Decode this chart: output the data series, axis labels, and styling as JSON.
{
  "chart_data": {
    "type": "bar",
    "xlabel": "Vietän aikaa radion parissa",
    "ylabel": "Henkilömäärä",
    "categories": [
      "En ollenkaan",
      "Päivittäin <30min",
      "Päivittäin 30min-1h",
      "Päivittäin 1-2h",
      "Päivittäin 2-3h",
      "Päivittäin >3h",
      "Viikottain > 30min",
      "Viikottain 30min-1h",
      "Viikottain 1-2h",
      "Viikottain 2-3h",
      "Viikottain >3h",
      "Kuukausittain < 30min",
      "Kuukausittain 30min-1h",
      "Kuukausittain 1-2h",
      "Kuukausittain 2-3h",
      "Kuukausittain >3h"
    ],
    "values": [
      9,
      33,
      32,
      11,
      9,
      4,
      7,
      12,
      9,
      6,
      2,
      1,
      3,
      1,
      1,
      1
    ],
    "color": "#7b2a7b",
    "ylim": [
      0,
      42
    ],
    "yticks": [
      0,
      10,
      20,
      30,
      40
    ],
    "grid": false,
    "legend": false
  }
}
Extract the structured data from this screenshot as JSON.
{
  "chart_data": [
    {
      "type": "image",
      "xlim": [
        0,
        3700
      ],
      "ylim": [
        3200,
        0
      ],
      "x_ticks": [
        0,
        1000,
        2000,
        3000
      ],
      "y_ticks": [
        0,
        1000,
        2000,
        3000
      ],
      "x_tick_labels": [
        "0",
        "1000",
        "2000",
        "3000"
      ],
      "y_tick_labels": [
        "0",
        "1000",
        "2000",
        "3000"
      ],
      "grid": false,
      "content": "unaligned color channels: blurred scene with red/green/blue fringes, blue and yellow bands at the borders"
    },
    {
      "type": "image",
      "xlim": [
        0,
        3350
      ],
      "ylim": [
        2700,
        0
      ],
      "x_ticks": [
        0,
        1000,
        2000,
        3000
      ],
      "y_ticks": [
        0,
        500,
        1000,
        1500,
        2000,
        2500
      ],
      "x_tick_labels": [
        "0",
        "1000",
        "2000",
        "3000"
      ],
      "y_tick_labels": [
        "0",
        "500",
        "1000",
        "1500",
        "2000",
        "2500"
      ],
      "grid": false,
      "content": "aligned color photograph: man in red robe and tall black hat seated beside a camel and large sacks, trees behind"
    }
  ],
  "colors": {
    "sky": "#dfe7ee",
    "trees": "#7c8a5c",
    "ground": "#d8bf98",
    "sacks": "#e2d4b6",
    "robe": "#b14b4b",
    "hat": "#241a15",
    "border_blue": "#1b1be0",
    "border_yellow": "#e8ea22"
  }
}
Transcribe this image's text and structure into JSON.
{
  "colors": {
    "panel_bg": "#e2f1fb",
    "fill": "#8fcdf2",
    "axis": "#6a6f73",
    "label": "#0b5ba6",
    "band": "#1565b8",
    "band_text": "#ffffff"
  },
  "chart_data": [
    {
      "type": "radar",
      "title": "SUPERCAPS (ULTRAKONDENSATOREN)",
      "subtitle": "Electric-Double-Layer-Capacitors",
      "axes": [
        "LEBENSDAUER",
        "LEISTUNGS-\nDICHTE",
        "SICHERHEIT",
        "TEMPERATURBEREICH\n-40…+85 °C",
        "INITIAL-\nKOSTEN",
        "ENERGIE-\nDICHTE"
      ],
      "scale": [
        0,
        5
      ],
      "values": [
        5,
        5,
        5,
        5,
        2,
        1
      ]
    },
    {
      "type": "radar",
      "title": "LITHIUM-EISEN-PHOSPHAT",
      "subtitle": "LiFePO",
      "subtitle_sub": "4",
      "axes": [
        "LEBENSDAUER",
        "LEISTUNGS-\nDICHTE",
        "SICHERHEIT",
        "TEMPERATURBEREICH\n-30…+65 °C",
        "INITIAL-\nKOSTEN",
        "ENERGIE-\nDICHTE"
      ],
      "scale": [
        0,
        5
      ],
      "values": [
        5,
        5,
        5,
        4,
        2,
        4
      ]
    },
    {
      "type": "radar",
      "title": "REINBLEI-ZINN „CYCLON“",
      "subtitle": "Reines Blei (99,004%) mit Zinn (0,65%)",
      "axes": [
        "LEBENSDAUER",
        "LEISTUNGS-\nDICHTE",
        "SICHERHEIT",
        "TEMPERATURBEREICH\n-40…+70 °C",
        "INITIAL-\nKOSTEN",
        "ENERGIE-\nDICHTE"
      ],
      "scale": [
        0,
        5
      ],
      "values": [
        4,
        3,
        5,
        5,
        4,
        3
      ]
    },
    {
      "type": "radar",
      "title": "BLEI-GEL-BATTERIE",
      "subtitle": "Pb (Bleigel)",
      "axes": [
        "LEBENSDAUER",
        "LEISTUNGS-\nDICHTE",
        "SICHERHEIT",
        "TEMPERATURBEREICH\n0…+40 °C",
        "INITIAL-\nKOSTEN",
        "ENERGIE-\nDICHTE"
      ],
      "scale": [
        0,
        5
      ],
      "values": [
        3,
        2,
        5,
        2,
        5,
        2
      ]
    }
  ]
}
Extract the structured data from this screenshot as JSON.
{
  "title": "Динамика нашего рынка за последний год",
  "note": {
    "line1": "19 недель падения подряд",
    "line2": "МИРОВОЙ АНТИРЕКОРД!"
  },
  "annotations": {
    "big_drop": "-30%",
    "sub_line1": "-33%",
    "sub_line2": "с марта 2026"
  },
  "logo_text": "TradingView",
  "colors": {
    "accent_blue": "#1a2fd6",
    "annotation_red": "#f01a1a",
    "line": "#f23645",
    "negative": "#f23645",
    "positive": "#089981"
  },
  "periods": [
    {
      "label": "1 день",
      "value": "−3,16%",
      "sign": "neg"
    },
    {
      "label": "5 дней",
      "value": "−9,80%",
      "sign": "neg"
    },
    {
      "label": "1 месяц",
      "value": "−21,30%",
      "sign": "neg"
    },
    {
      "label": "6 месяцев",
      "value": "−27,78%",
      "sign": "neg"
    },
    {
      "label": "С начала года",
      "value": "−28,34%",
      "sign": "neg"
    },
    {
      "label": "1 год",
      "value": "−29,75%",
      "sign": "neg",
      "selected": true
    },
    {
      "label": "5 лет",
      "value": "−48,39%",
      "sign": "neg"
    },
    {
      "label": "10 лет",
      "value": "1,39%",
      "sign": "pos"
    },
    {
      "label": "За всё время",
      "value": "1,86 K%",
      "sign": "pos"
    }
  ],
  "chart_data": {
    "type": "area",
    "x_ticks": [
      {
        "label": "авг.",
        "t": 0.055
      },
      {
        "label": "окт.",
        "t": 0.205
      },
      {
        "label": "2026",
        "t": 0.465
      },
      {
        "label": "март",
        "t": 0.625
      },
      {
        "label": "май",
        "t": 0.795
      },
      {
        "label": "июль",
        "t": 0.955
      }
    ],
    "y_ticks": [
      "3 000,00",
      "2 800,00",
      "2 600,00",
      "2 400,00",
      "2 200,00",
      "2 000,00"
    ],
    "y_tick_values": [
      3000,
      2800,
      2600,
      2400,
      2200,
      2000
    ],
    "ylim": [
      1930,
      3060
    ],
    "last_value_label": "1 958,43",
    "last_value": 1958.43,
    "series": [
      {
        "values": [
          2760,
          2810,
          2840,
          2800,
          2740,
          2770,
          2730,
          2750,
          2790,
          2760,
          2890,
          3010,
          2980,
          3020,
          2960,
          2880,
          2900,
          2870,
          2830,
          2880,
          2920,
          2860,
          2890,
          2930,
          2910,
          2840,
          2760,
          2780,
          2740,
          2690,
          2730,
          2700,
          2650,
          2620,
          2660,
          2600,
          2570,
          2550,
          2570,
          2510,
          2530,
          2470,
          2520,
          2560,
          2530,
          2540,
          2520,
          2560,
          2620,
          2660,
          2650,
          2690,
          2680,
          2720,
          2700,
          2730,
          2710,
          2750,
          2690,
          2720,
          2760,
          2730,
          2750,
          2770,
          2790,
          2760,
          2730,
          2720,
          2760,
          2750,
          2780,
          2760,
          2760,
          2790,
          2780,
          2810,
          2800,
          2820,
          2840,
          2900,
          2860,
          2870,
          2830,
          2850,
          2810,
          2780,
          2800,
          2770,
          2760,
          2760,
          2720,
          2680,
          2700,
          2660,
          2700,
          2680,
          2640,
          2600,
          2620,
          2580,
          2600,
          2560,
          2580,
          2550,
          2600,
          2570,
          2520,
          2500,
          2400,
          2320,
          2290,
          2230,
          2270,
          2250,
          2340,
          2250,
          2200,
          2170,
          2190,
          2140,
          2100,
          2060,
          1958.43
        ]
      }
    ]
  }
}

* * * * * * * * *

Work required: Scan the data above and copy every line with "this" in it.

Task answer:
Decode this chart: output the data series, axis labels, and styling as JSON.
Extract the structured data from this screenshot as JSON.
Transcribe this image's text and structure into JSON.
Extract the structured data from this screenshot as JSON.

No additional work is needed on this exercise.